▶ _Exercise_
Of all the lines in the material, how many contain the word "ヒルドイド"? State the number alone.

▶ _Dataset records_
────────────────────

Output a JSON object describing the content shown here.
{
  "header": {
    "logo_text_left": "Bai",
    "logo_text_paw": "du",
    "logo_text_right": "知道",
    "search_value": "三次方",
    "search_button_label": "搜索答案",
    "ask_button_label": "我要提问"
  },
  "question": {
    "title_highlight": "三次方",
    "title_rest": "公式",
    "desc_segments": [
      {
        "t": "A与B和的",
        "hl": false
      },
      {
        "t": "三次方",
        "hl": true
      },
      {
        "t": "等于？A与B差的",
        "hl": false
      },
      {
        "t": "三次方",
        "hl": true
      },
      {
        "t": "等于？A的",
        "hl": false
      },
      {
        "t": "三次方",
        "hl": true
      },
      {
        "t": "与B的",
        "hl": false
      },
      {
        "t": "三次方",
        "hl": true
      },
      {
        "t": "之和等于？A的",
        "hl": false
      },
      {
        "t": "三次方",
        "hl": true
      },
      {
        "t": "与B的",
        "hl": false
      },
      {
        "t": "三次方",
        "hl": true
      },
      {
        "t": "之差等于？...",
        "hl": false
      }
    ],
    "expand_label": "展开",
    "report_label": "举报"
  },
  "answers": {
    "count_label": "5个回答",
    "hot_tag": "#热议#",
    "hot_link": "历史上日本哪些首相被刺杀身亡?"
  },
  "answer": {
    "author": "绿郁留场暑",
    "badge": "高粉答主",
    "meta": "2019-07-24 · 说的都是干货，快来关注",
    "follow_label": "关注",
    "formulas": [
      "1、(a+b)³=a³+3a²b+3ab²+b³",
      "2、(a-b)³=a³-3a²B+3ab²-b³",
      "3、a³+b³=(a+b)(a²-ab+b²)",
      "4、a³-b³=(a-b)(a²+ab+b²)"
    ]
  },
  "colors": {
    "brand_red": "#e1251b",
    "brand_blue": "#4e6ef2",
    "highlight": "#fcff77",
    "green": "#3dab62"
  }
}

────────────────────

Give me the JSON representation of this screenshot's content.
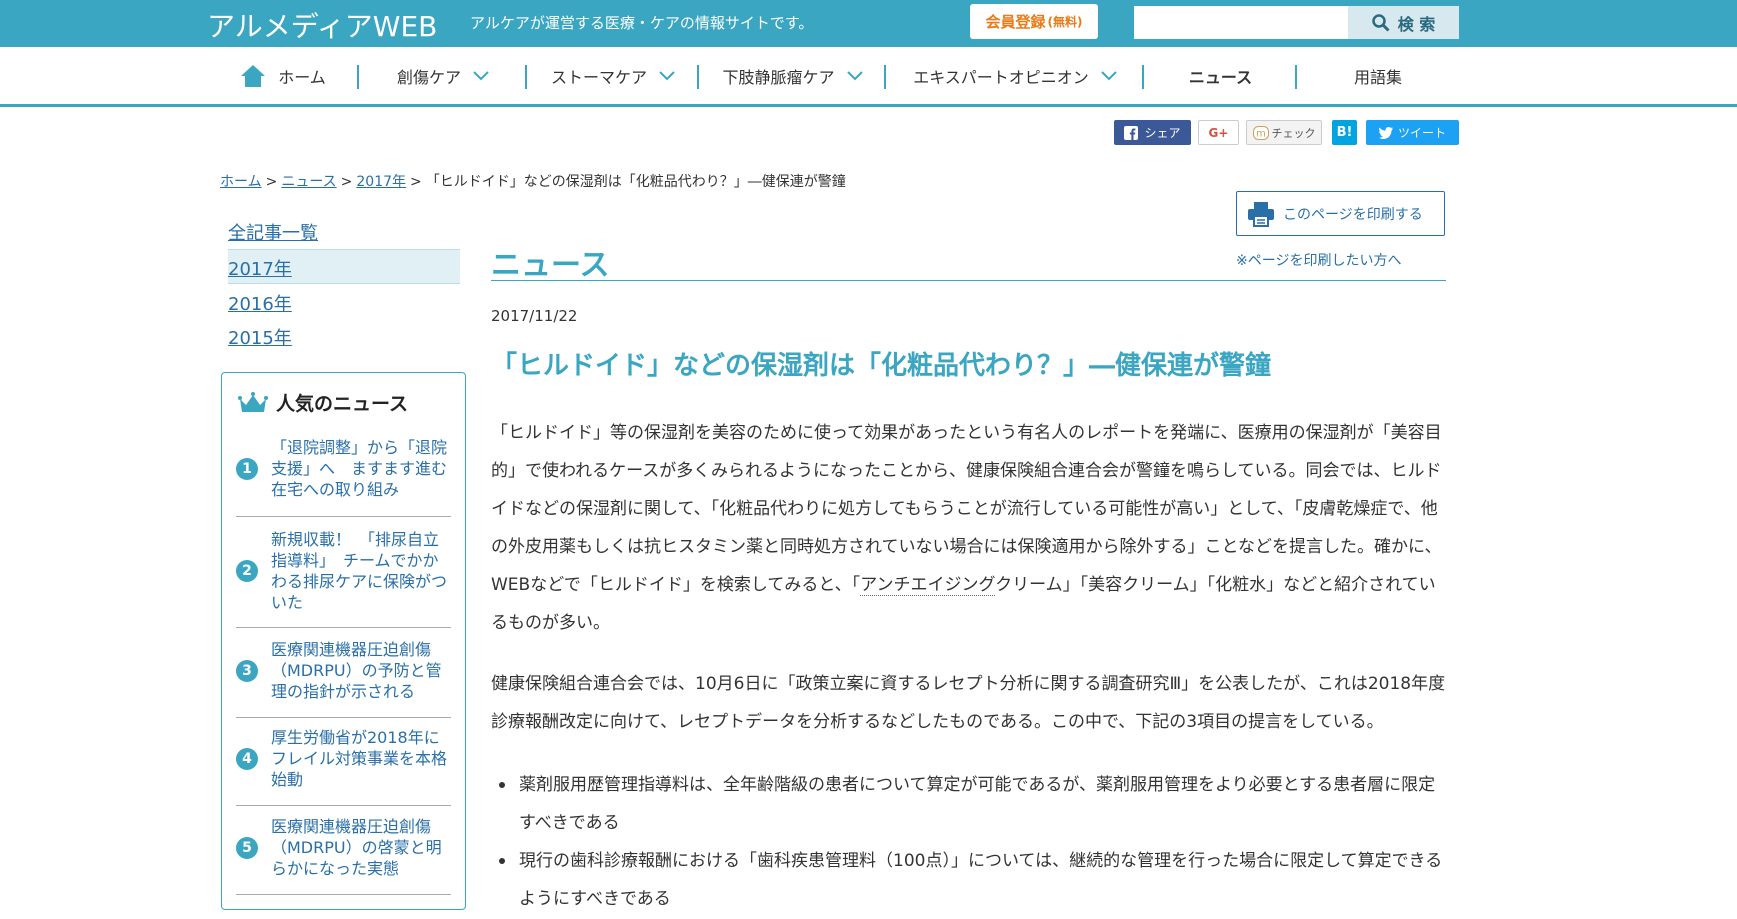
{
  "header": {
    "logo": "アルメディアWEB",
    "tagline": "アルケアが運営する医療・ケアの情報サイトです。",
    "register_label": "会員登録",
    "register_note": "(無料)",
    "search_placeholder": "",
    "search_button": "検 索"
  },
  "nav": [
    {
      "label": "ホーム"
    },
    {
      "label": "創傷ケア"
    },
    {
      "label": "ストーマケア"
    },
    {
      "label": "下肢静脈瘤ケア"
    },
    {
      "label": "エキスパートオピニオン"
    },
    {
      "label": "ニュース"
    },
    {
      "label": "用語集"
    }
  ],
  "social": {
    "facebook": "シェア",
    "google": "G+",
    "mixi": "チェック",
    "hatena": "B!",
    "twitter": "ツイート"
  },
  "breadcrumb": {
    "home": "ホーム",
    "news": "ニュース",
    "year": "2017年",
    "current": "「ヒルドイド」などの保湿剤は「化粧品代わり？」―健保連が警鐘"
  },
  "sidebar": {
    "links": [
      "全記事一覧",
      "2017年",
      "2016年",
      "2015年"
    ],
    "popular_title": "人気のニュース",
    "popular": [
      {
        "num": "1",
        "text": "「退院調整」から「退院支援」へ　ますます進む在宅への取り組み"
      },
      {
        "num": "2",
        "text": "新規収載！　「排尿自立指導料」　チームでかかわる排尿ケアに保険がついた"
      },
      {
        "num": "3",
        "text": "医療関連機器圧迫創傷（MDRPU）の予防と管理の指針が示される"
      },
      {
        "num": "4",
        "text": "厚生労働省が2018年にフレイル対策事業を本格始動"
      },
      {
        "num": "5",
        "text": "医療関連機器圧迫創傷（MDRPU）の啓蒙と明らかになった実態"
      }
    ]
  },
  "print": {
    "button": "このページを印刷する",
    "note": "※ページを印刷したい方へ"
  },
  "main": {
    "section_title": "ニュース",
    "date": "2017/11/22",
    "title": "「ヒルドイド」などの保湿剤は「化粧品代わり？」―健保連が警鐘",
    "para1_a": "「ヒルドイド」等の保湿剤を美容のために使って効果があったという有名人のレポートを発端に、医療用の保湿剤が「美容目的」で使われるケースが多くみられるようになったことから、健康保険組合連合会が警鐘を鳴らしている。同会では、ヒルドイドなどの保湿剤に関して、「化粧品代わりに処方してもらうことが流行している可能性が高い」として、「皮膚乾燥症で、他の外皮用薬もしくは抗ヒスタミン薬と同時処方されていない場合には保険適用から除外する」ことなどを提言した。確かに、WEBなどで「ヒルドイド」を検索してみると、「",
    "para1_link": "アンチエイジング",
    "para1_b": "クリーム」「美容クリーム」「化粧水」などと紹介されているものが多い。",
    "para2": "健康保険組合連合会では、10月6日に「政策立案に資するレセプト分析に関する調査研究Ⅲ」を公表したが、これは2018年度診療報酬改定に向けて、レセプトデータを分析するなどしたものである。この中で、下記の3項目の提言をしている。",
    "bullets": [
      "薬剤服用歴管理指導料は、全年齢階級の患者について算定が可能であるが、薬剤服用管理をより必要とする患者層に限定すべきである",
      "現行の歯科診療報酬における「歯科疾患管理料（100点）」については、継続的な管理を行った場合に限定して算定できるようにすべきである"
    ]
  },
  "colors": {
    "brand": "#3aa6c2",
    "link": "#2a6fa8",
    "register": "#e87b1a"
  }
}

────────────────────

▶ _Complete answer_
3